**Page text:**

Former world title challenger Deandre Latimore prevailed in a one-sided decision over New Jersey veteran Dennis Sharpe in their eight-round prelim. Latimore (22-3), who lost a split decision to Corey Spinks in an IBF junior middleweight title fight in their hometown of St. Louis two years ago, was able to hit Sharpe with virtually everything he threw, while Sharpe, though game, was so busy catching he barely had time to throw much in Latimore’s direction.
The loss extended Sharpe’s winless streak to nine in a row. The Bayonne journeyman is now 17-7-3 after beginning his career 17-0-1, but the loss to Latimore marked the first time he had lost to a fighter who wasn’t undefeated at the time. (The authors of Sharpe’s previous defeats were an aggregate 76-0 at the time he fought them.) All three judges – Lederman, Steve Weisfeld, and Sammartino – scored it an 80-72 shutout.
New York schoolteacher Sonya Lamonakis won a unanimous decision over GiGi Jackson of Columbus, Ohio, in a four-round matchup of super-sized female heavyweights. While giving away more than sixty pounds to her corpulent, 285-pound opponent, Lamonakis was predictably the quicker of the two and consistently outlanded Jackson, now 2-2. Weisfeld (40-36) gave Lamonakis (now 5-0) every round, while Feldman and Sammartino both scored it 39-36. Jackson’s record dropped to 2-2.
Southpaw Joseph Elegele, a sometime Berto sparring partner from the champion’s hometown of Winter Haven, Fla., remained unbeaten at 12-0 when he registered his 11th knockout, a second-round KO of Indiana journeyman Angel Hernandez (14-0). Elegele, who had dropped Hernandez in the first round, caught him with a solid left to the body late in the second, and Hernandez took Callas’ count on his knees at 2:54 of the second.

**Task material:**
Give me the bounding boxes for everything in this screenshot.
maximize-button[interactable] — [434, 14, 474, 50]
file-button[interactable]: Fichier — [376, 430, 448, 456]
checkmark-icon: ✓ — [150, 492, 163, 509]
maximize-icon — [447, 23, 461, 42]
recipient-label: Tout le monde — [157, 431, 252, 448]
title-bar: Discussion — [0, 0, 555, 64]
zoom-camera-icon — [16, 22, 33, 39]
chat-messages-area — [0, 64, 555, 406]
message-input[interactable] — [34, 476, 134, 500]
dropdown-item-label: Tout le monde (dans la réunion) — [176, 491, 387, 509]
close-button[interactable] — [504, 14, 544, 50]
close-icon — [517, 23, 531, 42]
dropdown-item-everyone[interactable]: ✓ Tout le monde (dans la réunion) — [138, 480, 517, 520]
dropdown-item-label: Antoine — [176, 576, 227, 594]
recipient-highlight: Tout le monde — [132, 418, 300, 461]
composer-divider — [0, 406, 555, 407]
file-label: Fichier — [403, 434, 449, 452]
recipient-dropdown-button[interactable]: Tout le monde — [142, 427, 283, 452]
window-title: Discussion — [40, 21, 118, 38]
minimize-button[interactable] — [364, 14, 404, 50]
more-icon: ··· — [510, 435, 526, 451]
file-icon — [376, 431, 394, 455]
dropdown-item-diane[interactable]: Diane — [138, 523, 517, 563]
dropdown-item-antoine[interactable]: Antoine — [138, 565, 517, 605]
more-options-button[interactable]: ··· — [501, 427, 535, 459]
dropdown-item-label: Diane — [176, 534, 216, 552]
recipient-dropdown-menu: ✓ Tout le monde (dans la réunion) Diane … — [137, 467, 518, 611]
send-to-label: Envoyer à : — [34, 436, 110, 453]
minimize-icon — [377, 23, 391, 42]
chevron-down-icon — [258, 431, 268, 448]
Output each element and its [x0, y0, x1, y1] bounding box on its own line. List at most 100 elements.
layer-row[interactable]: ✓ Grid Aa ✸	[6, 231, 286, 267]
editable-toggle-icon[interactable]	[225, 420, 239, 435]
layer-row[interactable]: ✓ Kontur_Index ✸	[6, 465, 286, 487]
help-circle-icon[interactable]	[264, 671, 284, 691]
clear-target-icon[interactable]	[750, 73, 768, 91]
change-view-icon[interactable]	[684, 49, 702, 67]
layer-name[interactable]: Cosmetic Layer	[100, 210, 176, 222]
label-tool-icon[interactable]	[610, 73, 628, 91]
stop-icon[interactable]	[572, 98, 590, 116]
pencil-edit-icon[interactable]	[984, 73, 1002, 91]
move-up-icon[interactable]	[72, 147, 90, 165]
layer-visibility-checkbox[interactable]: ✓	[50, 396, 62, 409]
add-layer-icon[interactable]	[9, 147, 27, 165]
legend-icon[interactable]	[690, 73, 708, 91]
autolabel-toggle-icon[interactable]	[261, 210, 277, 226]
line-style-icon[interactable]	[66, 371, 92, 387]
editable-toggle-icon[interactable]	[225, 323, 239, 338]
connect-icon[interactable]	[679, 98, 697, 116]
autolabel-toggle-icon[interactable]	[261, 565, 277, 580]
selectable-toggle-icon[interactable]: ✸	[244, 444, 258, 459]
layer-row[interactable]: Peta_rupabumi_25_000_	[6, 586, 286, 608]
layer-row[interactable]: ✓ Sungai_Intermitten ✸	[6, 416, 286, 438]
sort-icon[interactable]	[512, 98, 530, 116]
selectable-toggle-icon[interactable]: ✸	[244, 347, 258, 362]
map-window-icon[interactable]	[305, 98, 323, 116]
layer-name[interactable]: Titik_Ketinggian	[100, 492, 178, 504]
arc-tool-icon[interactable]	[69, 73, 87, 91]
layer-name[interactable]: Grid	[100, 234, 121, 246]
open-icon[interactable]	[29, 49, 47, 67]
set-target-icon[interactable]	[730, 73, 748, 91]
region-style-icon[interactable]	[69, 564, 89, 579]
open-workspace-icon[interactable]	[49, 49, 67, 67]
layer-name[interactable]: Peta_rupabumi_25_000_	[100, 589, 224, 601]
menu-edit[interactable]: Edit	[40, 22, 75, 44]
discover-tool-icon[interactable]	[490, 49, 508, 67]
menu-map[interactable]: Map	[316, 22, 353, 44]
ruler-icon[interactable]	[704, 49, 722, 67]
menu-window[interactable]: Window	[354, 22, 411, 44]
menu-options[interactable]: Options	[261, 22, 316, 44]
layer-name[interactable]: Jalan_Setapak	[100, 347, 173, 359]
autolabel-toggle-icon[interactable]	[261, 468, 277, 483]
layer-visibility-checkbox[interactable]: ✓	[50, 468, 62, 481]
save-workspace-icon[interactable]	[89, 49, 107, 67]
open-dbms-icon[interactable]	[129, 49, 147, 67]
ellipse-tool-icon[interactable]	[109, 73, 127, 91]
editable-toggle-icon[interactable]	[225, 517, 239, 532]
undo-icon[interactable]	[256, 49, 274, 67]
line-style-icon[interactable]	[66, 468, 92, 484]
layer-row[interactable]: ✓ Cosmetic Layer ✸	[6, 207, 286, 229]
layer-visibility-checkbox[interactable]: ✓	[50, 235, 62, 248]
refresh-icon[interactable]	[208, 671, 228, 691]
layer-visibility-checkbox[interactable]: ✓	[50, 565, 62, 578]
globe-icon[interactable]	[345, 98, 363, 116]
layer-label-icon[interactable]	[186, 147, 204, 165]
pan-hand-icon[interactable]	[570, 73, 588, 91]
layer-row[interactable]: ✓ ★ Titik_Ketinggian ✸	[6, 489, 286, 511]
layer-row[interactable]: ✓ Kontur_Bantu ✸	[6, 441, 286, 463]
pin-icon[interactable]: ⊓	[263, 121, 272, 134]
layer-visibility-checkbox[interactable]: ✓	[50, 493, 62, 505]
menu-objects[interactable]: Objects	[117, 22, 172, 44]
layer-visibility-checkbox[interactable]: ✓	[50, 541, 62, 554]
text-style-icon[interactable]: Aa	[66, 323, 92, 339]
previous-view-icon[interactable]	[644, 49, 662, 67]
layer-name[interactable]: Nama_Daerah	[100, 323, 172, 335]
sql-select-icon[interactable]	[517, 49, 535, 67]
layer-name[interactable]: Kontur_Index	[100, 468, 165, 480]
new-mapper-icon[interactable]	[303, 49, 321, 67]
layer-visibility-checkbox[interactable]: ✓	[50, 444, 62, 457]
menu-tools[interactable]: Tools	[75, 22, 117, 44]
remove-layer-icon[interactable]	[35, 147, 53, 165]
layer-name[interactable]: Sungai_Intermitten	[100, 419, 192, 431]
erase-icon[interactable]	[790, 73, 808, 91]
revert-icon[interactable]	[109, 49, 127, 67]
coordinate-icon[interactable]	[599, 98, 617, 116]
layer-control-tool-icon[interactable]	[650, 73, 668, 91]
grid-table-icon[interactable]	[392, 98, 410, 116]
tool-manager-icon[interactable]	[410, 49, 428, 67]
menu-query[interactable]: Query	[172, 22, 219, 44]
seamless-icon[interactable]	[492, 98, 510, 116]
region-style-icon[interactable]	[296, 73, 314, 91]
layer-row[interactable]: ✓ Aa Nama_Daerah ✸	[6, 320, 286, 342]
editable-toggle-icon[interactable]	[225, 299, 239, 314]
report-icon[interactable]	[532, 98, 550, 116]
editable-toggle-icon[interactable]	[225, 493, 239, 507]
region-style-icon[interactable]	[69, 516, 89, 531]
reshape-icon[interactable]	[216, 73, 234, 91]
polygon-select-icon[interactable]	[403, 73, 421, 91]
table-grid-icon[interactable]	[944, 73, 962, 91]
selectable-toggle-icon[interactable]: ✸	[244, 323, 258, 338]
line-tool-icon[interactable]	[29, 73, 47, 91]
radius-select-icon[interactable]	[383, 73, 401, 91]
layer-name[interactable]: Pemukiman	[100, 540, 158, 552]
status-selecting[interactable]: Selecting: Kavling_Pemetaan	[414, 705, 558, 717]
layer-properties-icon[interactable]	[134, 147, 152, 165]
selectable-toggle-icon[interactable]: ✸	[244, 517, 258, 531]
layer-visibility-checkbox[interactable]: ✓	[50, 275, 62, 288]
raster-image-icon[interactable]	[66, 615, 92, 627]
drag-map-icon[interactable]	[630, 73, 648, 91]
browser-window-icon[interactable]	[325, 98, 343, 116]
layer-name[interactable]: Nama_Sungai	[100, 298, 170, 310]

**Tasks to carry out:**
a - Can you reproduce the boxing report word for word, starting at "New York schoolteacher" and stopping after "dropped to 2-2."?
b - Rewrite the records from their first line through the line containing "layer-row[interactable]: ✓ Grid", putting "Document" in place of "Fichier" and leaving everything else unchanged.
The boxing report and the records have nothing to do with each other.

**Solutions to the problems:**
a -
New York schoolteacher Sonya Lamonakis won a unanimous decision over GiGi Jackson of Columbus, Ohio, in a four-round matchup of super-sized female heavyweights. While giving away more than sixty pounds to her corpulent, 285-pound opponent, Lamonakis was predictably the quicker of the two and consistently outlanded Jackson, now 2-2. Weisfeld (40-36) gave Lamonakis (now 5-0) every round, while Feldman and Sammartino both scored it 39-36. Jackson’s record dropped to 2-2.

b -
Give me the bounding boxes for everything in this screenshot.
maximize-button[interactable] — [434, 14, 474, 50]
file-button[interactable]: Document — [376, 430, 448, 456]
checkmark-icon: ✓ — [150, 492, 163, 509]
maximize-icon — [447, 23, 461, 42]
recipient-label: Tout le monde — [157, 431, 252, 448]
title-bar: Discussion — [0, 0, 555, 64]
zoom-camera-icon — [16, 22, 33, 39]
chat-messages-area — [0, 64, 555, 406]
message-input[interactable] — [34, 476, 134, 500]
dropdown-item-label: Tout le monde (dans la réunion) — [176, 491, 387, 509]
close-button[interactable] — [504, 14, 544, 50]
close-icon — [517, 23, 531, 42]
dropdown-item-everyone[interactable]: ✓ Tout le monde (dans la réunion) — [138, 480, 517, 520]
dropdown-item-label: Antoine — [176, 576, 227, 594]
recipient-highlight: Tout le monde — [132, 418, 300, 461]
composer-divider — [0, 406, 555, 407]
file-label: Document — [403, 434, 449, 452]
recipient-dropdown-button[interactable]: Tout le monde — [142, 427, 283, 452]
window-title: Discussion — [40, 21, 118, 38]
minimize-button[interactable] — [364, 14, 404, 50]
more-icon: ··· — [510, 435, 526, 451]
file-icon — [376, 431, 394, 455]
dropdown-item-diane[interactable]: Diane — [138, 523, 517, 563]
dropdown-item-antoine[interactable]: Antoine — [138, 565, 517, 605]
more-options-button[interactable]: ··· — [501, 427, 535, 459]
dropdown-item-label: Diane — [176, 534, 216, 552]
recipient-dropdown-menu: ✓ Tout le monde (dans la réunion) Diane … — [137, 467, 518, 611]
send-to-label: Envoyer à : — [34, 436, 110, 453]
minimize-icon — [377, 23, 391, 42]
chevron-down-icon — [258, 431, 268, 448]
Output each element and its [x0, y0, x1, y1] bounding box on its own line. List at most 100 elements.
layer-row[interactable]: ✓ Grid Aa ✸	[6, 231, 286, 267]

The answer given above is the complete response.